→ **WHAT YOU WILL DO**:
Every line with the word "Schuhmann" in it should be extracted from the data that follows.

→ **MATERIAL FOR THIS EXERCISE**:
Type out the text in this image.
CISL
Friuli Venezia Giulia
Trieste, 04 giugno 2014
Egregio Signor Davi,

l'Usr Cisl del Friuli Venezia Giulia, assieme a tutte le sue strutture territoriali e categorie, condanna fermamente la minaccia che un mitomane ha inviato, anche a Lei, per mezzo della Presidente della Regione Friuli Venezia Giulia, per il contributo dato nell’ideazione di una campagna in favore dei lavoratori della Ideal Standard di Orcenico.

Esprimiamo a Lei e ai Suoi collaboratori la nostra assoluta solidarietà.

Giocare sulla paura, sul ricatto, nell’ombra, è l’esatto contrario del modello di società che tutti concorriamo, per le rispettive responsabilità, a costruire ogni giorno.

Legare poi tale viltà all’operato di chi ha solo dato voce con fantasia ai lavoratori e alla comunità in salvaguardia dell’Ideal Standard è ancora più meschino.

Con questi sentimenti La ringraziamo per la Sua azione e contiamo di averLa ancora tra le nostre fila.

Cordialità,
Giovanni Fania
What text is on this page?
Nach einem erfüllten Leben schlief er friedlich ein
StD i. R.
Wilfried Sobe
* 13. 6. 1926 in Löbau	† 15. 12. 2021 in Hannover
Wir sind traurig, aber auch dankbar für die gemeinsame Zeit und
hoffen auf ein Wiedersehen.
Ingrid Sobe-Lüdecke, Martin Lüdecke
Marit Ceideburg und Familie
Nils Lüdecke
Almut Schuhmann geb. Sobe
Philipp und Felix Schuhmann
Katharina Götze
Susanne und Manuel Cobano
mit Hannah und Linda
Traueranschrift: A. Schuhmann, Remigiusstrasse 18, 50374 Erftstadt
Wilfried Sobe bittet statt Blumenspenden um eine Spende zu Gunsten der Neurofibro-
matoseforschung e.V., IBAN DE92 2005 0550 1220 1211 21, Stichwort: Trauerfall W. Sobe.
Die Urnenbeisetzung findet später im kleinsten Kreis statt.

→ **RESULT FOR THIS EXERCISE**:
Almut Schuhmann geb. Sobe
Philipp und Felix Schuhmann
Traueranschrift: A. Schuhmann, Remigiusstrasse 18, 50374 Erftstadt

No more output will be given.